EXERCISE GOAL:
Extract each line bearing the word "wildlife".

--- start ---

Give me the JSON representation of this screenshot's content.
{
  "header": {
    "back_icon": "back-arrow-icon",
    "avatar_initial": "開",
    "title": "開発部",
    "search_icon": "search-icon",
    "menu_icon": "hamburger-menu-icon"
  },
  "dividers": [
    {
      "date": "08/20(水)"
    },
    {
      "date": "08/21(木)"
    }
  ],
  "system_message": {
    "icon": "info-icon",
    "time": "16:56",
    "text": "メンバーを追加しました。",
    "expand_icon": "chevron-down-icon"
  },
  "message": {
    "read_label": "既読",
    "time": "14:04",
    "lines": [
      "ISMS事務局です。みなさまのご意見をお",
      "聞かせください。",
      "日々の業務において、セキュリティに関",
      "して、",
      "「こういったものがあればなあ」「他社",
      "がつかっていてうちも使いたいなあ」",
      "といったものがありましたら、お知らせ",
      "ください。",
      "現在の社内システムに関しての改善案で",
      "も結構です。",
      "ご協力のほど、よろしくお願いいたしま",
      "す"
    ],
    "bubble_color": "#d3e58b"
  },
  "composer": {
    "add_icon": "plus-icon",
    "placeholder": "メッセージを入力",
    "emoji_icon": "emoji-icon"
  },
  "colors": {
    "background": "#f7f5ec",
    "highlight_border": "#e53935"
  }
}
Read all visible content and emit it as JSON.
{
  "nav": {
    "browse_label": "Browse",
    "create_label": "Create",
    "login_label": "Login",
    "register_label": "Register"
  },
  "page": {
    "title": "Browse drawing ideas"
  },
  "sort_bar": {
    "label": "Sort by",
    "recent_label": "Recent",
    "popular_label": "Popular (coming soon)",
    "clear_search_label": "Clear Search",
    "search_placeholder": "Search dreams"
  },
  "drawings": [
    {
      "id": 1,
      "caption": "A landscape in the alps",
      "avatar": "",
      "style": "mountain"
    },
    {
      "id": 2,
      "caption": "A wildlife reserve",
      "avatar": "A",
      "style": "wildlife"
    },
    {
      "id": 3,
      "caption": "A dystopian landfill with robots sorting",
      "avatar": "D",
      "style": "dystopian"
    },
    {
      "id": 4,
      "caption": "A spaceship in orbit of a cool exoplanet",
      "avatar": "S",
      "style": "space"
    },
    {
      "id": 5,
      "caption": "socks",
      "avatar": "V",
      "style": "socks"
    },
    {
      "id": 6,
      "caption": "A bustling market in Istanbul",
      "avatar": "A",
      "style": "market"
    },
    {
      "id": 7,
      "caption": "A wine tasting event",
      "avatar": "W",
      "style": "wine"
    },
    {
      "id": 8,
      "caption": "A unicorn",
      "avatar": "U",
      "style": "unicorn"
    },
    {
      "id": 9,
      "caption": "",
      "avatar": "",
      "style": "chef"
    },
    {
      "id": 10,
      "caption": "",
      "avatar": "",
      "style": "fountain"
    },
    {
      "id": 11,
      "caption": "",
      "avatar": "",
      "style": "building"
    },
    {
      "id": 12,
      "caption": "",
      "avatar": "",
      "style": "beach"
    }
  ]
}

--- end ---

TASK RESULT:
      "caption": "A wildlife reserve",
      "style": "wildlife"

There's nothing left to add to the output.